PROBLEM REQUIREMENTS: Reproduce the listing word for word, from its first line up to and including the line with "alarm-icon xyxy=(422,3,427,8)".

──────── DATA SUPPLIED

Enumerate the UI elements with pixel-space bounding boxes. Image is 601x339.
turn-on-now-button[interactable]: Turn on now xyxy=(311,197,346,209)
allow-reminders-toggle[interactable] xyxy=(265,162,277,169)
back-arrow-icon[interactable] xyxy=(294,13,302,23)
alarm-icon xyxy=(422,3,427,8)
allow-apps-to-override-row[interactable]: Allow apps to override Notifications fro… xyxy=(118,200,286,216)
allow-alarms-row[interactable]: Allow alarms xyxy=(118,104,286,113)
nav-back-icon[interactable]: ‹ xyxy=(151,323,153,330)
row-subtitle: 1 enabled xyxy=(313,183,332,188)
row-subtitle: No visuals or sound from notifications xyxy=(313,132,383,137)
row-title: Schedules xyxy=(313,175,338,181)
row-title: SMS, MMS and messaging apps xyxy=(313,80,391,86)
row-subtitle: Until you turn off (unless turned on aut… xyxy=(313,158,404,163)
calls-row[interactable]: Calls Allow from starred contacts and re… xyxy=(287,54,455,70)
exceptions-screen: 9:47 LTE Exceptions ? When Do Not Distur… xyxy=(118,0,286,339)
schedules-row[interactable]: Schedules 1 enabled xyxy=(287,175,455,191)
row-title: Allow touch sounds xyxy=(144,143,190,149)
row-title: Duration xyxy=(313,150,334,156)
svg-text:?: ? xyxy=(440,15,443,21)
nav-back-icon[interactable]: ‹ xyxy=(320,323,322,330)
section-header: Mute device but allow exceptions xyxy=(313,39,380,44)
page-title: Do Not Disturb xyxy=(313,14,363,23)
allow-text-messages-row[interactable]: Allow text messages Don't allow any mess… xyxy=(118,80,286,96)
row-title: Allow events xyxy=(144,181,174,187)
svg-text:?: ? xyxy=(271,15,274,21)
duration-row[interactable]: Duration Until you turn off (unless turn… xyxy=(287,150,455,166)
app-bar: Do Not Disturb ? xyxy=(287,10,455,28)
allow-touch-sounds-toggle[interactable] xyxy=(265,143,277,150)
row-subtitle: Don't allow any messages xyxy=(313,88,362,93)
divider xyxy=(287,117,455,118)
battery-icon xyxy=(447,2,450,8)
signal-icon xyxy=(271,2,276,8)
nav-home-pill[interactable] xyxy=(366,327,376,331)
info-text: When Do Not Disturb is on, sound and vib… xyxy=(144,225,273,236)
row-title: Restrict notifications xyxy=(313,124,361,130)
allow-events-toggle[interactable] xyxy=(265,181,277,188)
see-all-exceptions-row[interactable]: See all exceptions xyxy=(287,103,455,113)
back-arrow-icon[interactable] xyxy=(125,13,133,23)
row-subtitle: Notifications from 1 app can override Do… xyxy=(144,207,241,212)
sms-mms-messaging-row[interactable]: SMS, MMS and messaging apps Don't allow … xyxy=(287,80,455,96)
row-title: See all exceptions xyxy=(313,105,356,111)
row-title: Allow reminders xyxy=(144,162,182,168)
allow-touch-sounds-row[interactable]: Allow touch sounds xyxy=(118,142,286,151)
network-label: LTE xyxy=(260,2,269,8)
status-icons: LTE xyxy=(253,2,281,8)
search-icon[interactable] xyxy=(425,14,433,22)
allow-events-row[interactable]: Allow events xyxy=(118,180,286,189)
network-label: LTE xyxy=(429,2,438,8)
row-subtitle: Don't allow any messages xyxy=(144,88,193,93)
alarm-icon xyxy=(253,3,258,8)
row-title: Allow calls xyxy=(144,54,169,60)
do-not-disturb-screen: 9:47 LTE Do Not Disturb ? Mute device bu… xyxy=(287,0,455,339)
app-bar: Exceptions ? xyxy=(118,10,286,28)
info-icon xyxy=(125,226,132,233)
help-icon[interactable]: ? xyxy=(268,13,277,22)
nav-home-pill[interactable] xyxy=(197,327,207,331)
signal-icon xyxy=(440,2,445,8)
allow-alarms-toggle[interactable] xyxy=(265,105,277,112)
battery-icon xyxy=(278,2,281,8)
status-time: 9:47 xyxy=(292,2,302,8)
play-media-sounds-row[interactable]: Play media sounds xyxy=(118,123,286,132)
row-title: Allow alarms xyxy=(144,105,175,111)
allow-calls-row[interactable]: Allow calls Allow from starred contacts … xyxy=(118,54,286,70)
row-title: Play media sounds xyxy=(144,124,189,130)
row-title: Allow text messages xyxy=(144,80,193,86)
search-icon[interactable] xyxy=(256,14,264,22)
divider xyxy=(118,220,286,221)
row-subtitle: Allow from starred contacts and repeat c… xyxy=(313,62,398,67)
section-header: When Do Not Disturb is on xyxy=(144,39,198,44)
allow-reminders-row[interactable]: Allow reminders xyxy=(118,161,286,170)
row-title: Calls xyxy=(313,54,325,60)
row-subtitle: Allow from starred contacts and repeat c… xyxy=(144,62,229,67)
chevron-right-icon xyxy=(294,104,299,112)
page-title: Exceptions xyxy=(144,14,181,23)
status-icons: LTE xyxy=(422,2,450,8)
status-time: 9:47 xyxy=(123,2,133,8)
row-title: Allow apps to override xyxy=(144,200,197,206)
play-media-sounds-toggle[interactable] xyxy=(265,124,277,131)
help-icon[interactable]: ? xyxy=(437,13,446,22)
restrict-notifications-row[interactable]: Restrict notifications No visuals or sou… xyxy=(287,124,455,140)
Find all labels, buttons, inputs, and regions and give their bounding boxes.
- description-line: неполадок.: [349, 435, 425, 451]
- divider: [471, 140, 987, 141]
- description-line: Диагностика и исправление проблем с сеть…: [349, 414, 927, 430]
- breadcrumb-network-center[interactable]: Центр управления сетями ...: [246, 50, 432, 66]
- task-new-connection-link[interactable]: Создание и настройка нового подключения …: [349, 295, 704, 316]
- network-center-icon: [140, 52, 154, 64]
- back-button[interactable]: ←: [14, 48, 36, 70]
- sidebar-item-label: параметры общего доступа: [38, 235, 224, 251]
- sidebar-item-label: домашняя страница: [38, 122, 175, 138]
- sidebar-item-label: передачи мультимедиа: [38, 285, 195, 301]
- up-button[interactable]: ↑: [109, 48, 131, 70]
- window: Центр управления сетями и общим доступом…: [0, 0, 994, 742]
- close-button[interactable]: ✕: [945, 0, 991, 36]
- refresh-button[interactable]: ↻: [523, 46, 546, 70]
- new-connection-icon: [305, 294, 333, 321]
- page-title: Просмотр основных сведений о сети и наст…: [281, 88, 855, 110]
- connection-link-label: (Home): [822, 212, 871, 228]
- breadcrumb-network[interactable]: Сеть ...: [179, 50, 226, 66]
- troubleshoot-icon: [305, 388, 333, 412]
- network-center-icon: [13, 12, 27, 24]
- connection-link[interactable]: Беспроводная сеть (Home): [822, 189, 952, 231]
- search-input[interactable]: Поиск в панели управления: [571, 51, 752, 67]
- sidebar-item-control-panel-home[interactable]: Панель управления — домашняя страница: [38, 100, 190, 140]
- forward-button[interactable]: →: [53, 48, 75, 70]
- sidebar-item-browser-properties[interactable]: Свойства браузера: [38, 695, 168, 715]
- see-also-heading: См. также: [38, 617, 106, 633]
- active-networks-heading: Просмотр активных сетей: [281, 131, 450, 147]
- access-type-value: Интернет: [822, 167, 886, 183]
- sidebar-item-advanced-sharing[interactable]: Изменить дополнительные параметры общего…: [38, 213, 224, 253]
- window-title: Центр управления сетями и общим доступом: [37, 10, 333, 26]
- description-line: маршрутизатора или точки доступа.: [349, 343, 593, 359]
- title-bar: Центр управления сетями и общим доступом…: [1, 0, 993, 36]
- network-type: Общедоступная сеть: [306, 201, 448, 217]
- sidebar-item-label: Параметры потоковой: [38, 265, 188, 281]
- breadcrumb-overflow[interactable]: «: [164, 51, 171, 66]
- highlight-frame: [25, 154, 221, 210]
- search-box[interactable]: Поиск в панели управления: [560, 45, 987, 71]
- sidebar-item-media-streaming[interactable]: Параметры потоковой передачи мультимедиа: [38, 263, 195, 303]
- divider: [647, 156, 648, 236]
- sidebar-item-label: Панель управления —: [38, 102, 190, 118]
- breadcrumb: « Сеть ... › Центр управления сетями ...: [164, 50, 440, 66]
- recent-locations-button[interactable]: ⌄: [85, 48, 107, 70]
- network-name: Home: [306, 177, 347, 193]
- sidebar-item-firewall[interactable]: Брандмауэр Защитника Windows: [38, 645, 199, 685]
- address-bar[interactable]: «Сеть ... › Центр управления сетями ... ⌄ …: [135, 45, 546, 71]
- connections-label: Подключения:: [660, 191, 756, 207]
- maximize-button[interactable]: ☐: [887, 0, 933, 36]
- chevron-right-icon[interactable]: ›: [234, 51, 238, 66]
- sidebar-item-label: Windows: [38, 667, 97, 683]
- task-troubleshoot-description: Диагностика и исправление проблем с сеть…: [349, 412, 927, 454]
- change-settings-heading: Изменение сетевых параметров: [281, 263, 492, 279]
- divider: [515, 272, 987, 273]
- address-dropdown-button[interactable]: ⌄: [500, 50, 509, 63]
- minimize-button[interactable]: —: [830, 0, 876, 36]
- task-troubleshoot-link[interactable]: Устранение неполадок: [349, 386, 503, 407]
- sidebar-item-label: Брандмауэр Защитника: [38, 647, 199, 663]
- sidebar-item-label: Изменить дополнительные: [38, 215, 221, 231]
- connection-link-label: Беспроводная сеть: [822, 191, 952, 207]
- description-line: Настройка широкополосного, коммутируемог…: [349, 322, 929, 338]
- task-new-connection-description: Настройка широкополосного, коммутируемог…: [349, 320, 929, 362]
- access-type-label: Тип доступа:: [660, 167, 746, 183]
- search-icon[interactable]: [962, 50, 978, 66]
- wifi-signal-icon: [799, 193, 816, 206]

────────────────

COMPLETE OUTPUT:
Enumerate the UI elements with pixel-space bounding boxes. Image is 601x339.
turn-on-now-button[interactable]: Turn on now xyxy=(311,197,346,209)
allow-reminders-toggle[interactable] xyxy=(265,162,277,169)
back-arrow-icon[interactable] xyxy=(294,13,302,23)
alarm-icon xyxy=(422,3,427,8)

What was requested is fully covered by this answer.